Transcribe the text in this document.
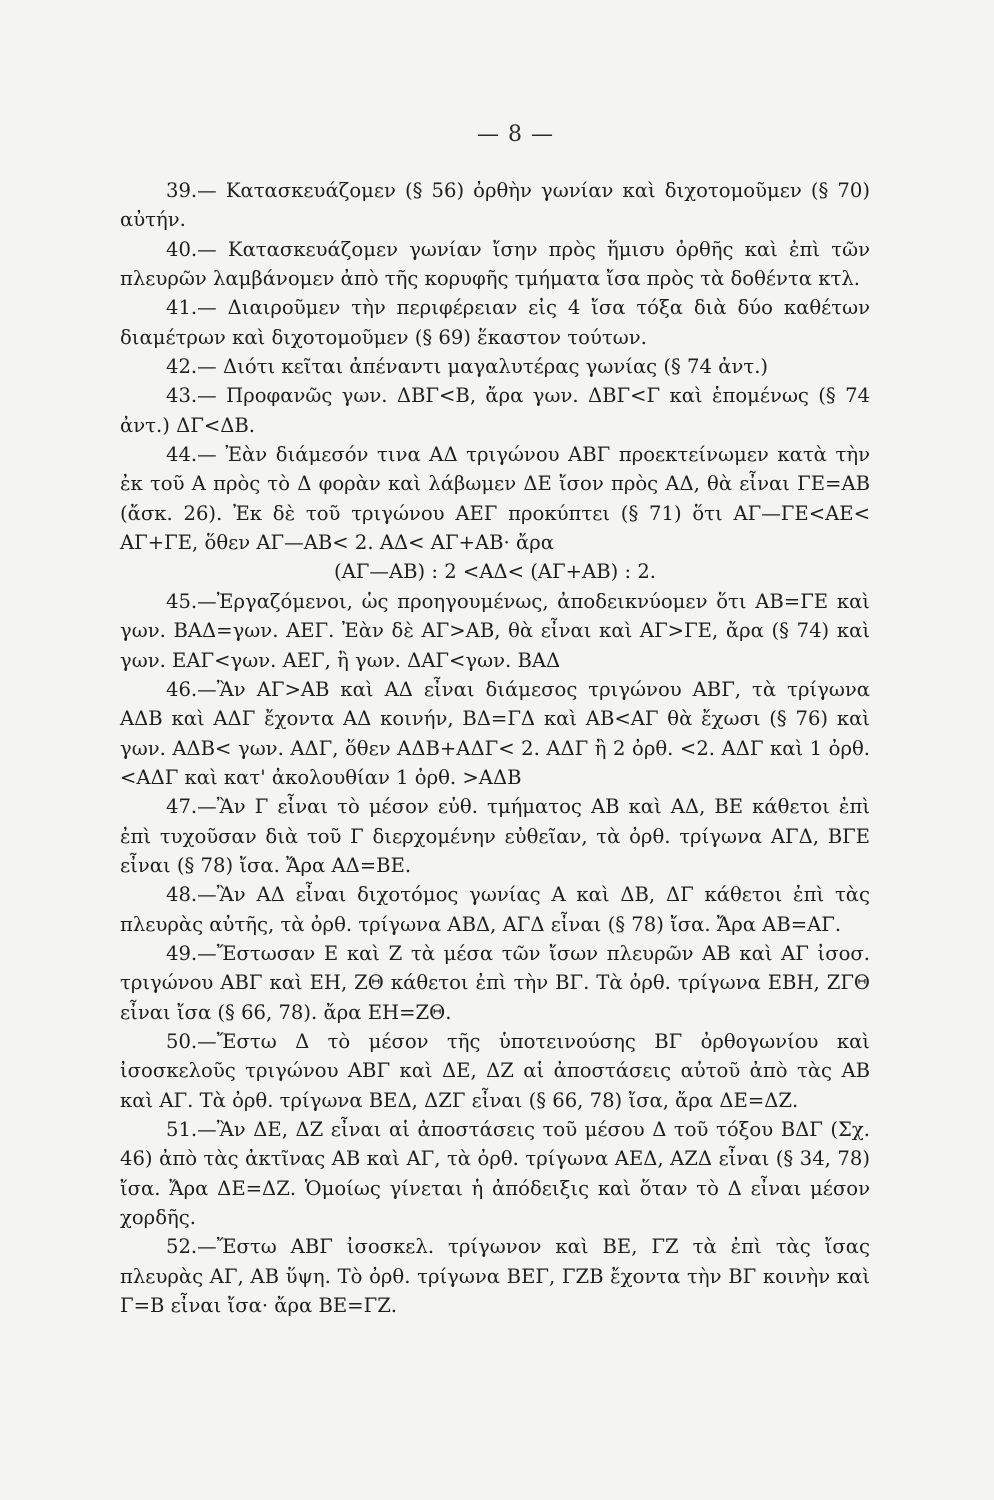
— 8 —

39.— Κατασκευάζομεν (§ 56) ὀρθὴν γωνίαν καὶ διχοτομοῦμεν (§ 70) αὐτήν.

40.— Κατασκευάζομεν γωνίαν ἴσην πρὸς ἥμισυ ὀρθῆς καὶ ἐπὶ τῶν πλευρῶν λαμβάνομεν ἀπὸ τῆς κορυφῆς τμήματα ἴσα πρὸς τὰ δοθέντα κτλ.

41.— Διαιροῦμεν τὴν περιφέρειαν εἰς 4 ἴσα τόξα διὰ δύο καθέτων διαμέτρων καὶ διχοτομοῦμεν (§ 69) ἕκαστον τούτων.

42.— Διότι κεῖται ἀπέναντι μαγαλυτέρας γωνίας (§ 74 ἀντ.)

43.— Προφανῶς γων. ΔΒΓ<Β, ἄρα γων. ΔΒΓ<Γ καὶ ἑπομένως (§ 74 ἀντ.) ΔΓ<ΔΒ.

44.— Ἐὰν διάμεσόν τινα ΑΔ τριγώνου ΑΒΓ προεκτείνωμεν κατὰ τὴν ἐκ τοῦ Α πρὸς τὸ Δ φορὰν καὶ λάβωμεν ΔΕ ἴσον πρὸς ΑΔ, θὰ εἶναι ΓΕ=ΑΒ (ἄσκ. 26). Ἐκ δὲ τοῦ τριγώνου ΑΕΓ προκύπτει (§ 71) ὅτι ΑΓ—ΓΕ<ΑΕ< ΑΓ+ΓΕ, ὅθεν ΑΓ—ΑΒ< 2. ΑΔ< ΑΓ+ΑΒ· ἄρα

(ΑΓ—ΑΒ) : 2 <ΑΔ< (ΑΓ+ΑΒ) : 2.

45.—Ἐργαζόμενοι, ὡς προηγουμένως, ἀποδεικνύομεν ὅτι ΑΒ=ΓΕ καὶ γων. ΒΑΔ=γων. ΑΕΓ. Ἐὰν δὲ ΑΓ>ΑΒ, θὰ εἶναι καὶ ΑΓ>ΓΕ, ἄρα (§ 74) καὶ γων. ΕΑΓ<γων. ΑΕΓ, ἢ γων. ΔΑΓ<γων. ΒΑΔ

46.—Ἂν ΑΓ>ΑΒ καὶ ΑΔ εἶναι διάμεσος τριγώνου ΑΒΓ, τὰ τρίγωνα ΑΔΒ καὶ ΑΔΓ ἔχοντα ΑΔ κοινήν, ΒΔ=ΓΔ καὶ ΑΒ<ΑΓ θὰ ἔχωσι (§ 76) καὶ γων. ΑΔΒ< γων. ΑΔΓ, ὅθεν ΑΔΒ+ΑΔΓ< 2. ΑΔΓ ἢ 2 ὀρθ. <2. ΑΔΓ καὶ 1 ὀρθ. <ΑΔΓ καὶ κατ' ἀκολουθίαν 1 ὀρθ. >ΑΔΒ

47.—Ἂν Γ εἶναι τὸ μέσον εὐθ. τμήματος ΑΒ καὶ ΑΔ, ΒΕ κάθετοι ἐπὶ ἐπὶ τυχοῦσαν διὰ τοῦ Γ διερχομένην εὐθεῖαν, τὰ ὀρθ. τρίγωνα ΑΓΔ, ΒΓΕ εἶναι (§ 78) ἴσα. Ἄρα ΑΔ=ΒΕ.

48.—Ἂν ΑΔ εἶναι διχοτόμος γωνίας Α καὶ ΔΒ, ΔΓ κάθετοι ἐπὶ τὰς πλευρὰς αὐτῆς, τὰ ὀρθ. τρίγωνα ΑΒΔ, ΑΓΔ εἶναι (§ 78) ἴσα. Ἄρα ΑΒ=ΑΓ.

49.—Ἔστωσαν Ε καὶ Ζ τὰ μέσα τῶν ἴσων πλευρῶν ΑΒ καὶ ΑΓ ἰσοσ. τριγώνου ΑΒΓ καὶ ΕΗ, ΖΘ κάθετοι ἐπὶ τὴν ΒΓ. Τὰ ὀρθ. τρίγωνα ΕΒΗ, ΖΓΘ εἶναι ἴσα (§ 66, 78). ἄρα ΕΗ=ΖΘ.

50.—Ἔστω Δ τὸ μέσον τῆς ὑποτεινούσης ΒΓ ὀρθογωνίου καὶ ἰσοσκελοῦς τριγώνου ΑΒΓ καὶ ΔΕ, ΔΖ αἱ ἀποστάσεις αὐτοῦ ἀπὸ τὰς ΑΒ καὶ ΑΓ. Τὰ ὀρθ. τρίγωνα ΒΕΔ, ΔΖΓ εἶναι (§ 66, 78) ἴσα, ἄρα ΔΕ=ΔΖ.

51.—Ἂν ΔΕ, ΔΖ εἶναι αἱ ἀποστάσεις τοῦ μέσου Δ τοῦ τόξου ΒΔΓ (Σχ. 46) ἀπὸ τὰς ἀκτῖνας ΑΒ καὶ ΑΓ, τὰ ὀρθ. τρίγωνα ΑΕΔ, ΑΖΔ εἶναι (§ 34, 78) ἴσα. Ἄρα ΔΕ=ΔΖ. Ὁμοίως γίνεται ἡ ἀπόδειξις καὶ ὅταν τὸ Δ εἶναι μέσον χορδῆς.

52.—Ἔστω ΑΒΓ ἰσοσκελ. τρίγωνον καὶ ΒΕ, ΓΖ τὰ ἐπὶ τὰς ἴσας πλευρὰς ΑΓ, ΑΒ ὕψη. Τὸ ὀρθ. τρίγωνα ΒΕΓ, ΓΖΒ ἔχοντα τὴν ΒΓ κοινὴν καὶ Γ=Β εἶναι ἴσα· ἄρα ΒΕ=ΓΖ.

----

Copy everything in the records above except the pictures, exactly as written.

Transcribe the text in this document.
— 8 —

39.— Κατασκευάζομεν (§ 56) ὀρθὴν γωνίαν καὶ διχοτομοῦμεν (§ 70) αὐτήν.

40.— Κατασκευάζομεν γωνίαν ἴσην πρὸς ἥμισυ ὀρθῆς καὶ ἐπὶ τῶν πλευρῶν λαμβάνομεν ἀπὸ τῆς κορυφῆς τμήματα ἴσα πρὸς τὰ δοθέντα κτλ.

41.— Διαιροῦμεν τὴν περιφέρειαν εἰς 4 ἴσα τόξα διὰ δύο καθέτων διαμέτρων καὶ διχοτομοῦμεν (§ 69) ἕκαστον τούτων.

42.— Διότι κεῖται ἀπέναντι μαγαλυτέρας γωνίας (§ 74 ἀντ.)

43.— Προφανῶς γων. ΔΒΓ<Β, ἄρα γων. ΔΒΓ<Γ καὶ ἑπομένως (§ 74 ἀντ.) ΔΓ<ΔΒ.

44.— Ἐὰν διάμεσόν τινα ΑΔ τριγώνου ΑΒΓ προεκτείνωμεν κατὰ τὴν ἐκ τοῦ Α πρὸς τὸ Δ φορὰν καὶ λάβωμεν ΔΕ ἴσον πρὸς ΑΔ, θὰ εἶναι ΓΕ=ΑΒ (ἄσκ. 26). Ἐκ δὲ τοῦ τριγώνου ΑΕΓ προκύπτει (§ 71) ὅτι ΑΓ—ΓΕ<ΑΕ< ΑΓ+ΓΕ, ὅθεν ΑΓ—ΑΒ< 2. ΑΔ< ΑΓ+ΑΒ· ἄρα

(ΑΓ—ΑΒ) : 2 <ΑΔ< (ΑΓ+ΑΒ) : 2.

45.—Ἐργαζόμενοι, ὡς προηγουμένως, ἀποδεικνύομεν ὅτι ΑΒ=ΓΕ καὶ γων. ΒΑΔ=γων. ΑΕΓ. Ἐὰν δὲ ΑΓ>ΑΒ, θὰ εἶναι καὶ ΑΓ>ΓΕ, ἄρα (§ 74) καὶ γων. ΕΑΓ<γων. ΑΕΓ, ἢ γων. ΔΑΓ<γων. ΒΑΔ

46.—Ἂν ΑΓ>ΑΒ καὶ ΑΔ εἶναι διάμεσος τριγώνου ΑΒΓ, τὰ τρίγωνα ΑΔΒ καὶ ΑΔΓ ἔχοντα ΑΔ κοινήν, ΒΔ=ΓΔ καὶ ΑΒ<ΑΓ θὰ ἔχωσι (§ 76) καὶ γων. ΑΔΒ< γων. ΑΔΓ, ὅθεν ΑΔΒ+ΑΔΓ< 2. ΑΔΓ ἢ 2 ὀρθ. <2. ΑΔΓ καὶ 1 ὀρθ. <ΑΔΓ καὶ κατ' ἀκολουθίαν 1 ὀρθ. >ΑΔΒ

47.—Ἂν Γ εἶναι τὸ μέσον εὐθ. τμήματος ΑΒ καὶ ΑΔ, ΒΕ κάθετοι ἐπὶ ἐπὶ τυχοῦσαν διὰ τοῦ Γ διερχομένην εὐθεῖαν, τὰ ὀρθ. τρίγωνα ΑΓΔ, ΒΓΕ εἶναι (§ 78) ἴσα. Ἄρα ΑΔ=ΒΕ.

48.—Ἂν ΑΔ εἶναι διχοτόμος γωνίας Α καὶ ΔΒ, ΔΓ κάθετοι ἐπὶ τὰς πλευρὰς αὐτῆς, τὰ ὀρθ. τρίγωνα ΑΒΔ, ΑΓΔ εἶναι (§ 78) ἴσα. Ἄρα ΑΒ=ΑΓ.

49.—Ἔστωσαν Ε καὶ Ζ τὰ μέσα τῶν ἴσων πλευρῶν ΑΒ καὶ ΑΓ ἰσοσ. τριγώνου ΑΒΓ καὶ ΕΗ, ΖΘ κάθετοι ἐπὶ τὴν ΒΓ. Τὰ ὀρθ. τρίγωνα ΕΒΗ, ΖΓΘ εἶναι ἴσα (§ 66, 78). ἄρα ΕΗ=ΖΘ.

50.—Ἔστω Δ τὸ μέσον τῆς ὑποτεινούσης ΒΓ ὀρθογωνίου καὶ ἰσοσκελοῦς τριγώνου ΑΒΓ καὶ ΔΕ, ΔΖ αἱ ἀποστάσεις αὐτοῦ ἀπὸ τὰς ΑΒ καὶ ΑΓ. Τὰ ὀρθ. τρίγωνα ΒΕΔ, ΔΖΓ εἶναι (§ 66, 78) ἴσα, ἄρα ΔΕ=ΔΖ.

51.—Ἂν ΔΕ, ΔΖ εἶναι αἱ ἀποστάσεις τοῦ μέσου Δ τοῦ τόξου ΒΔΓ (Σχ. 46) ἀπὸ τὰς ἀκτῖνας ΑΒ καὶ ΑΓ, τὰ ὀρθ. τρίγωνα ΑΕΔ, ΑΖΔ εἶναι (§ 34, 78) ἴσα. Ἄρα ΔΕ=ΔΖ. Ὁμοίως γίνεται ἡ ἀπόδειξις καὶ ὅταν τὸ Δ εἶναι μέσον χορδῆς.

52.—Ἔστω ΑΒΓ ἰσοσκελ. τρίγωνον καὶ ΒΕ, ΓΖ τὰ ἐπὶ τὰς ἴσας πλευρὰς ΑΓ, ΑΒ ὕψη. Τὸ ὀρθ. τρίγωνα ΒΕΓ, ΓΖΒ ἔχοντα τὴν ΒΓ κοινὴν καὶ Γ=Β εἶναι ἴσα· ἄρα ΒΕ=ΓΖ.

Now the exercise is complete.